Collect every line below that contains the word "feed".
══ Materials provided ══
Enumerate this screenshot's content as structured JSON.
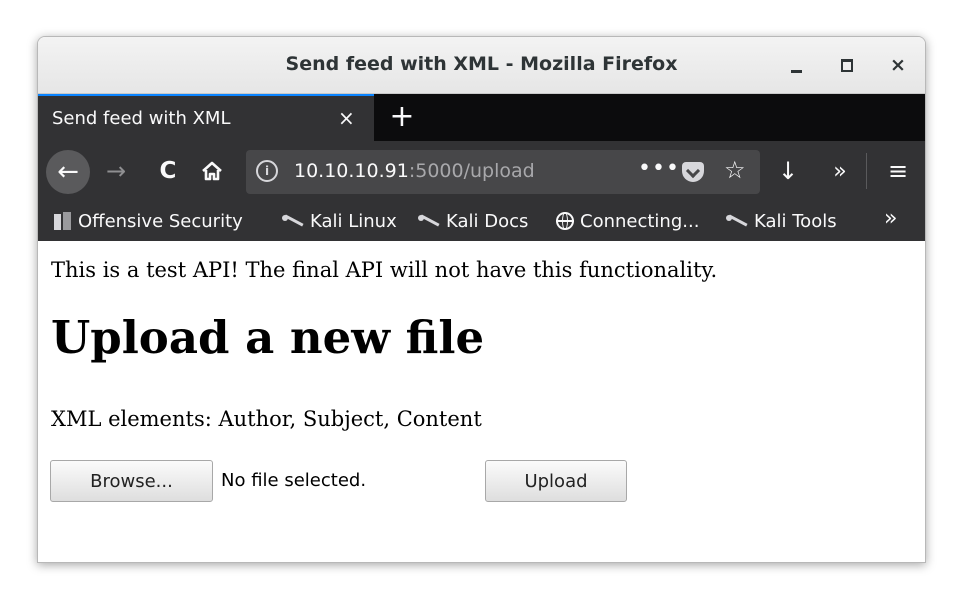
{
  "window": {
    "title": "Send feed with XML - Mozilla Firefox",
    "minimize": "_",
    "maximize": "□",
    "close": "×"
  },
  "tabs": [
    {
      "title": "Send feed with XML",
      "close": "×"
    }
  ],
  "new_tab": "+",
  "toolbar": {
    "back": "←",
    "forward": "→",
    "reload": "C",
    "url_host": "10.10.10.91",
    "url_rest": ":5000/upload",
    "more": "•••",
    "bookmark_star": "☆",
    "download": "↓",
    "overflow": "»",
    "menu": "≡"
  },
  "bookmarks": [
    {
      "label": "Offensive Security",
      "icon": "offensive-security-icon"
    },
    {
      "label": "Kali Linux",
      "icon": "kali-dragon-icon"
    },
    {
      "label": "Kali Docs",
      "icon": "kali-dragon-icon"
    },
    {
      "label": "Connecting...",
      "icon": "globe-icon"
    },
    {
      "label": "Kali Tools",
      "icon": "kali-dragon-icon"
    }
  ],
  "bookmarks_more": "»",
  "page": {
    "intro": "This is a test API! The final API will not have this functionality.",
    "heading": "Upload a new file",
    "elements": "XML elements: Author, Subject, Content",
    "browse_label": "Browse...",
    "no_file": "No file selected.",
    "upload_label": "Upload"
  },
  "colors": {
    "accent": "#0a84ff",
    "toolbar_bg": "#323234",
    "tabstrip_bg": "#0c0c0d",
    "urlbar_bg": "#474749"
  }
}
═══
══ Materials provided ══
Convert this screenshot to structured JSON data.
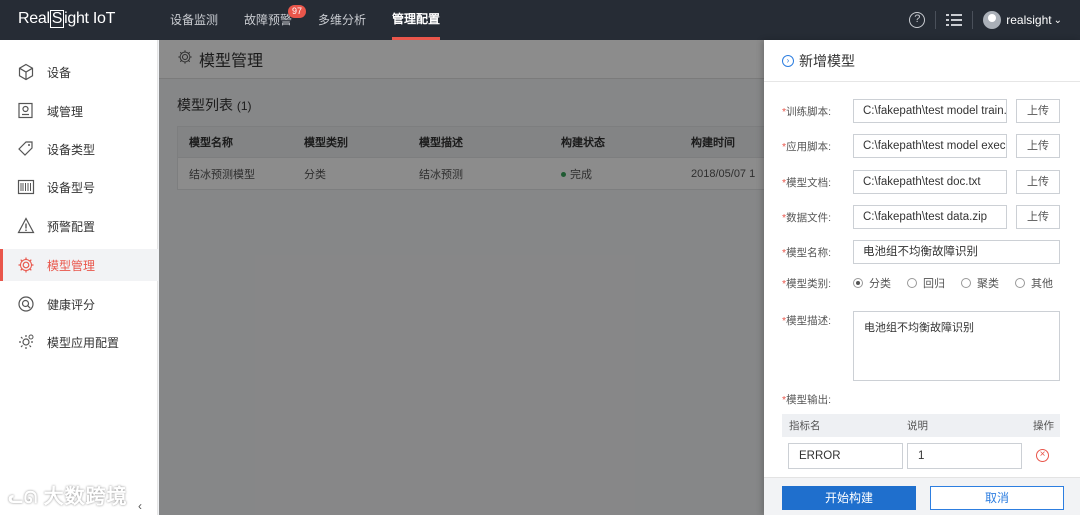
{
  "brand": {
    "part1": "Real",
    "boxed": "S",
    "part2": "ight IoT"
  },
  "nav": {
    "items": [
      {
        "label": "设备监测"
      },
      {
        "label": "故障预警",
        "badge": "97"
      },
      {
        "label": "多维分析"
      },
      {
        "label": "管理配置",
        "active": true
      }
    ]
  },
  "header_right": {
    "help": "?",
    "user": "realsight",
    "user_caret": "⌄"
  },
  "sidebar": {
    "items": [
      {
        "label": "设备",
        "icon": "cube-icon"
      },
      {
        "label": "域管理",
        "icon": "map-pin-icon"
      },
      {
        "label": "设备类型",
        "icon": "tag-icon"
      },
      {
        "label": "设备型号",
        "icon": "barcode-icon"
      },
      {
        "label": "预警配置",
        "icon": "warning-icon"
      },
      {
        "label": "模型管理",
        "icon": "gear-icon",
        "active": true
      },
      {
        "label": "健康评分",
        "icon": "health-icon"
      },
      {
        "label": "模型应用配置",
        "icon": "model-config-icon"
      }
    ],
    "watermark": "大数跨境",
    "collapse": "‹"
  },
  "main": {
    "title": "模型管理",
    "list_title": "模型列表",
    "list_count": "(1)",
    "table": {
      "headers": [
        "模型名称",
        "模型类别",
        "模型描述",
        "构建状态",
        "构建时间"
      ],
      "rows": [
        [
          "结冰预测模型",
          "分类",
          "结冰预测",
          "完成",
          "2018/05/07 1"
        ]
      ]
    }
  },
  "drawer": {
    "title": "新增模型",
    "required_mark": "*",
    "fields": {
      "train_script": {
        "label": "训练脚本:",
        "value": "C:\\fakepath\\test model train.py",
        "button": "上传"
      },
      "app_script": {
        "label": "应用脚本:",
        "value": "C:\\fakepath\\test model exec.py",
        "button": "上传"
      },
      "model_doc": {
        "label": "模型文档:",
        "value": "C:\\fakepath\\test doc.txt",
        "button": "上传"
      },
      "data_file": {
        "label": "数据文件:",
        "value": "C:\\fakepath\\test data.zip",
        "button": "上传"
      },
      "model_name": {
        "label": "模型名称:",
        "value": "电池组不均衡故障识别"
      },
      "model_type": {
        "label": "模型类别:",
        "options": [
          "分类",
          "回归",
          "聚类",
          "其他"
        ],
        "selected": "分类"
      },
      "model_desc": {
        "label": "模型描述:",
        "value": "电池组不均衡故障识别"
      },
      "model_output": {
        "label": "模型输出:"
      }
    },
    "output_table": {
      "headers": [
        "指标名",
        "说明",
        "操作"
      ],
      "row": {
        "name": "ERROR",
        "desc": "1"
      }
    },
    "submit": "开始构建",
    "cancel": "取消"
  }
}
═══
# Right answer
    "title": "Send feed with XML - Mozilla Firefox",
      "title": "Send feed with XML",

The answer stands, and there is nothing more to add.